Copy every line from the data below in which the string "JSON" can be found.

┏━━

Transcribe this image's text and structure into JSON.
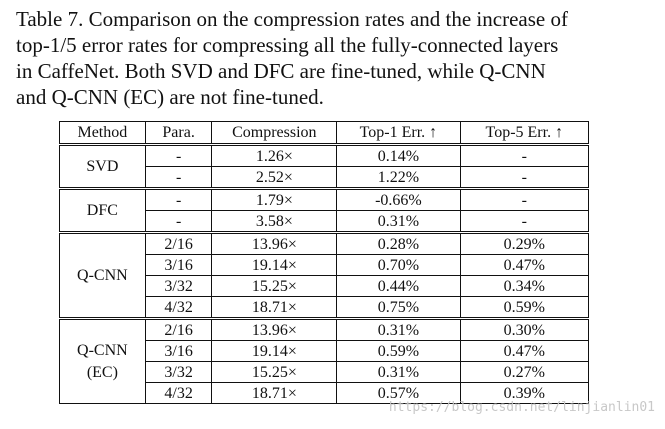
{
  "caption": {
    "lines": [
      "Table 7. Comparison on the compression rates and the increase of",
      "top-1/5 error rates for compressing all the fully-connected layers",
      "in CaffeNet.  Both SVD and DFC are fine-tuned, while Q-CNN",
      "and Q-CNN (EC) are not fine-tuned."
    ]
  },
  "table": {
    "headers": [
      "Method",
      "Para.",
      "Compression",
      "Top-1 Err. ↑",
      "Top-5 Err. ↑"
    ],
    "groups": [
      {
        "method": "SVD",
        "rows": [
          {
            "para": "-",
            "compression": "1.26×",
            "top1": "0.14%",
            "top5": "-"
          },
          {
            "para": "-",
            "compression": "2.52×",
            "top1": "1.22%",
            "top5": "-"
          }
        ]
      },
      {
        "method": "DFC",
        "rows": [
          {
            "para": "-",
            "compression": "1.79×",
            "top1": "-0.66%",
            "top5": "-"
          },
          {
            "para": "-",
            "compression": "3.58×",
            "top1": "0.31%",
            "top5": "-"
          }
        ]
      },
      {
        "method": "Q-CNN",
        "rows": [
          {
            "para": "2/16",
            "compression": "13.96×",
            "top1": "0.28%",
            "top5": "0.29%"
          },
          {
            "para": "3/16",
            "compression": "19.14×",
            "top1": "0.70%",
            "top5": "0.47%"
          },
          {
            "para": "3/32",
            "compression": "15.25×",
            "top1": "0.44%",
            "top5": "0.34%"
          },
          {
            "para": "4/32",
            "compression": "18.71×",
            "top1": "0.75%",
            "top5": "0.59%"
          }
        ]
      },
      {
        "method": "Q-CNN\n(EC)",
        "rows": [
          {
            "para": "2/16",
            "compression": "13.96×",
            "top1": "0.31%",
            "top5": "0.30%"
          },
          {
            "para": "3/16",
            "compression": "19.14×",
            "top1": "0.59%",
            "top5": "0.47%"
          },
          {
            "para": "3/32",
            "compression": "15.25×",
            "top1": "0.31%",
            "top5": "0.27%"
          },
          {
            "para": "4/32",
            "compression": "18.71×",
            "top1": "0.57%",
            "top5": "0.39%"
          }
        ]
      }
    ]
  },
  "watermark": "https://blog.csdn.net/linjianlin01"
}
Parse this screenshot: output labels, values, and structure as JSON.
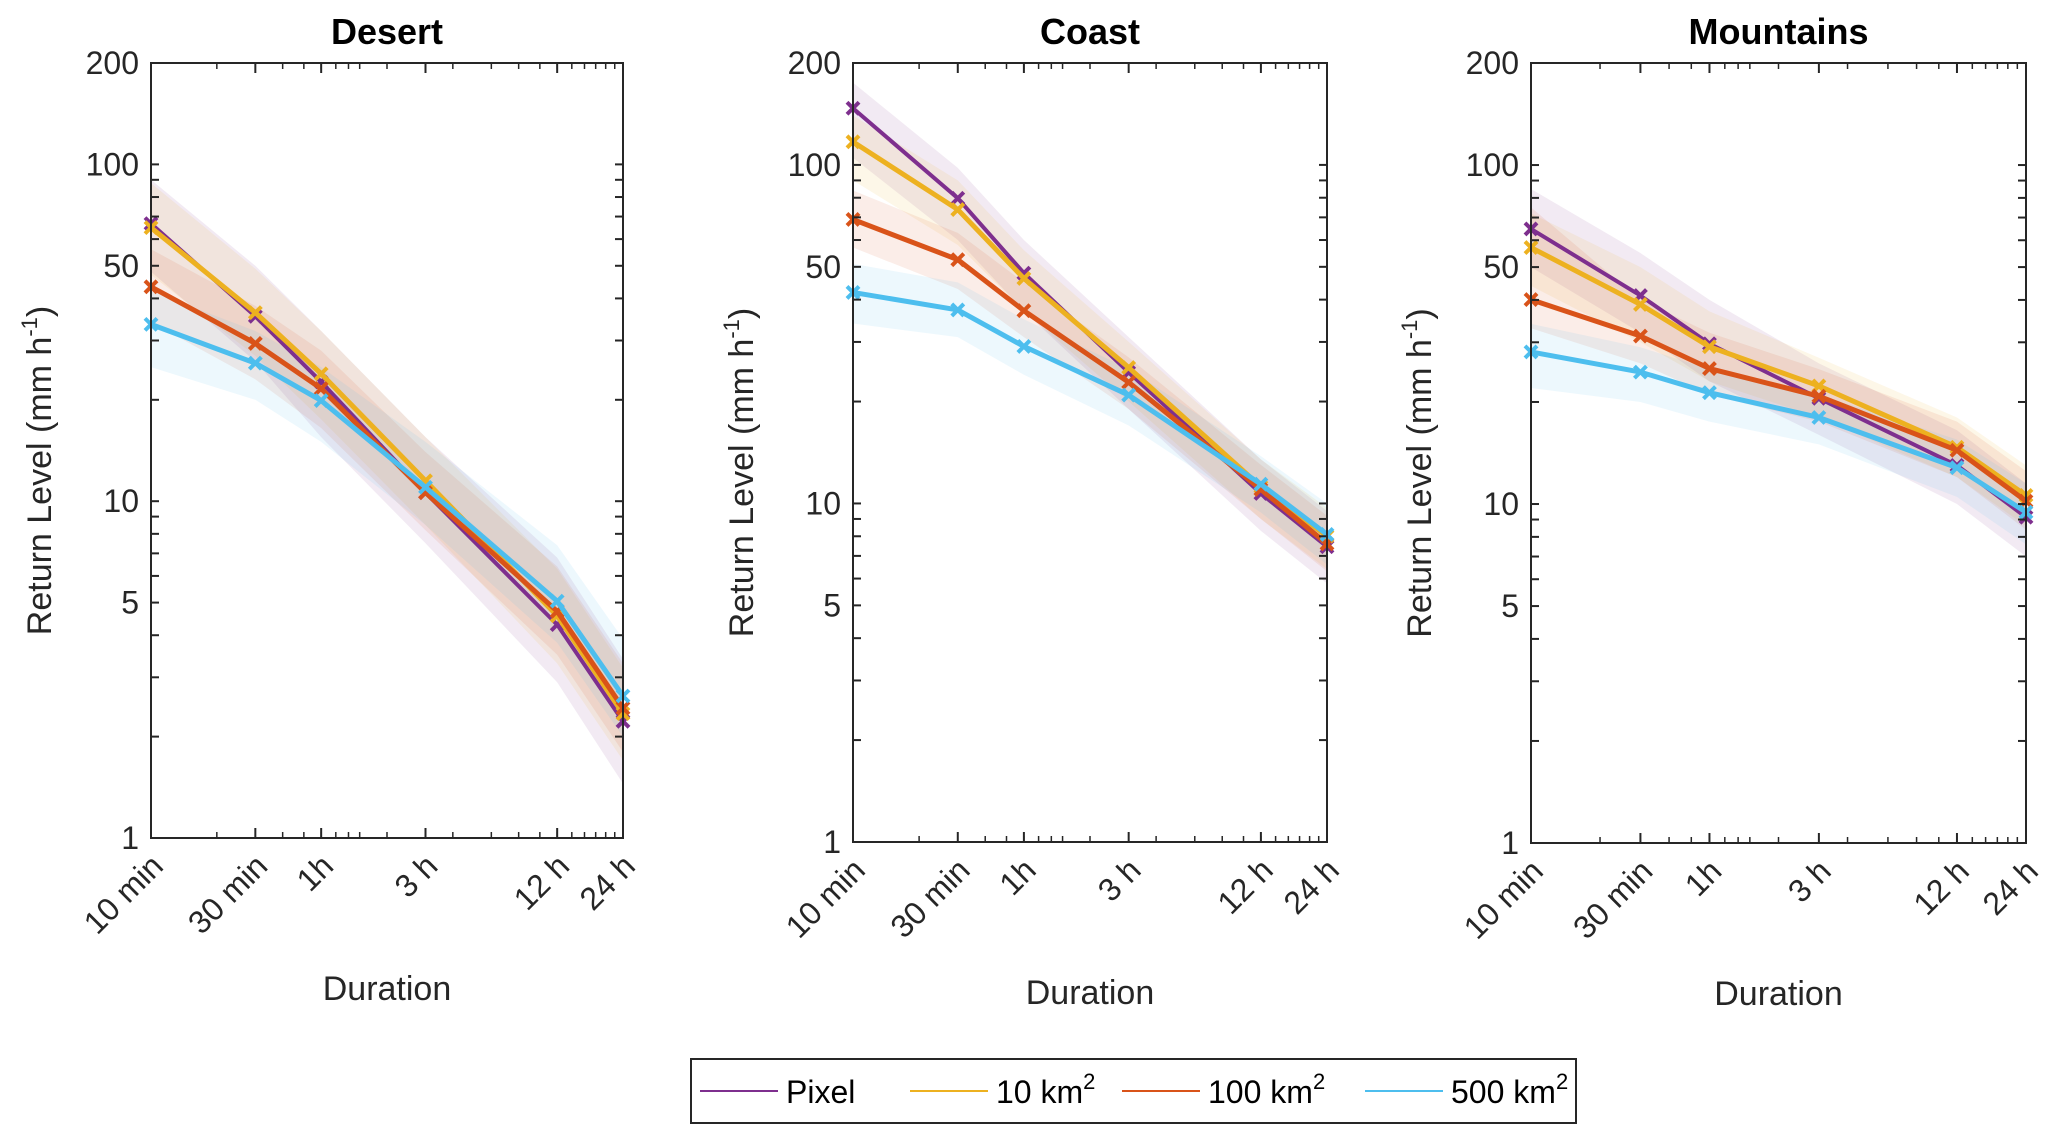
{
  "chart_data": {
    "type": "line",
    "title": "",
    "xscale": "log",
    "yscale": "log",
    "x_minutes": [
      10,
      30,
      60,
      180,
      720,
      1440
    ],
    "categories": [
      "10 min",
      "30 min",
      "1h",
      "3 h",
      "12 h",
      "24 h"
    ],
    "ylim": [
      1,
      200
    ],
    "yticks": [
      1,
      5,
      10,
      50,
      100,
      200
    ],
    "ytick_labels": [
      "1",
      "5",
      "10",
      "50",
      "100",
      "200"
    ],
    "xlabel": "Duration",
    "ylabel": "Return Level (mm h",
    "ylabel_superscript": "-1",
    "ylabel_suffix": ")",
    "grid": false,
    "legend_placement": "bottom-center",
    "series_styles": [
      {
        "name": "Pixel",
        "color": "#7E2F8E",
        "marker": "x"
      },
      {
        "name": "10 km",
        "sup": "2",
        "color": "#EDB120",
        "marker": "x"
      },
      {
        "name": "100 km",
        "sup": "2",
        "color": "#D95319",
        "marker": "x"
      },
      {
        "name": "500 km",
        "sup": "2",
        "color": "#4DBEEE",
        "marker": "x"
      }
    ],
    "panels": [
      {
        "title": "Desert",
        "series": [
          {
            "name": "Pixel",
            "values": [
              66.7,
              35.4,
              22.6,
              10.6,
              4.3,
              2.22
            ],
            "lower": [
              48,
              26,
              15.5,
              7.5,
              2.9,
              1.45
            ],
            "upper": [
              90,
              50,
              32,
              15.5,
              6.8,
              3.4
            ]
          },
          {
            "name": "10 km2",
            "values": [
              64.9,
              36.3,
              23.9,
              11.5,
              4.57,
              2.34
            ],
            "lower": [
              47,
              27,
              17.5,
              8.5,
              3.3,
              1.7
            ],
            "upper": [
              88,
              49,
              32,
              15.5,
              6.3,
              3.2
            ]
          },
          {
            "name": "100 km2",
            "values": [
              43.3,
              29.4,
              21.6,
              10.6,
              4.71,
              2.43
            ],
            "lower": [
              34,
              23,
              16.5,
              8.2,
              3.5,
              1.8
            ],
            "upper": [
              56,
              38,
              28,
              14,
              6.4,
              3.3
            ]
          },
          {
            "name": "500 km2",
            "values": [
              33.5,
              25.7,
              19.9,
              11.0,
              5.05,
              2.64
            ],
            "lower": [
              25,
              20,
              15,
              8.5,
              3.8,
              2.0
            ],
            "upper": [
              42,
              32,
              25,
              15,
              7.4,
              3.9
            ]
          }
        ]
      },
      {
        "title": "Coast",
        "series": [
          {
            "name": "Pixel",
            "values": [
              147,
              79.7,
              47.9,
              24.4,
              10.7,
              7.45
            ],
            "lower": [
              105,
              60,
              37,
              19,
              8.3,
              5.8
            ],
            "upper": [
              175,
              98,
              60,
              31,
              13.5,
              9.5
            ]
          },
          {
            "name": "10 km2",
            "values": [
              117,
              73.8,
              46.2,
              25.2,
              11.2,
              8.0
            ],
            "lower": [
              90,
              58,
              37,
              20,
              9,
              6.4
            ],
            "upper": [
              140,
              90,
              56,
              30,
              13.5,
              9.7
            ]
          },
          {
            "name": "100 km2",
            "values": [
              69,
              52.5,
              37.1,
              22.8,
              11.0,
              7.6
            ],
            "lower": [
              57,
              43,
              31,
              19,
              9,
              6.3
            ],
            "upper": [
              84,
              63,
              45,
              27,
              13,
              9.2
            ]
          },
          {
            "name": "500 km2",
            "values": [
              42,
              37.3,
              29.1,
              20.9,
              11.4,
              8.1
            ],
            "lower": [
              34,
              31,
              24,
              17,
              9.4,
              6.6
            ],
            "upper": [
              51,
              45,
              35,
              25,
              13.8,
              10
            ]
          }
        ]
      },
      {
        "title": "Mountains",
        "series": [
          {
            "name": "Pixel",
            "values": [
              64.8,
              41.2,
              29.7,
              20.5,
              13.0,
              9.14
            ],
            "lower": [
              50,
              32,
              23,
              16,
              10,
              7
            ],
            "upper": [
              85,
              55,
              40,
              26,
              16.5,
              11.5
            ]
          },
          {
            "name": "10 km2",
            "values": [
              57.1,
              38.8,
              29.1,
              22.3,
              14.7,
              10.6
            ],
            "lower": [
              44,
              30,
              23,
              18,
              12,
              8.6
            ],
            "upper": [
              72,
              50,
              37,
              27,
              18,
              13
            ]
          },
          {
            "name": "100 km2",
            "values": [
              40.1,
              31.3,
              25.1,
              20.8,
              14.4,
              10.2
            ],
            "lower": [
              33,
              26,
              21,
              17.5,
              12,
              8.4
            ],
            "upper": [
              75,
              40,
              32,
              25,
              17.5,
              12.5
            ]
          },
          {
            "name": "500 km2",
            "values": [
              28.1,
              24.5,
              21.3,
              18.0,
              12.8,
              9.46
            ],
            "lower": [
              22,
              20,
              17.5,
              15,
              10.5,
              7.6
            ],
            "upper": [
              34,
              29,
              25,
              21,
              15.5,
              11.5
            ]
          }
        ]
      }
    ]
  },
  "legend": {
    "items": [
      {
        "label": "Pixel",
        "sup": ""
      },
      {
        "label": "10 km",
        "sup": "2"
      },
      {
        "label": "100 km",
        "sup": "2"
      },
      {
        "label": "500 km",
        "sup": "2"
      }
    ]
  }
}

┗━━

Task response:
Transcribe this image's text and structure into JSON.
Parse this screenshot: output labels, values, and structure as JSON.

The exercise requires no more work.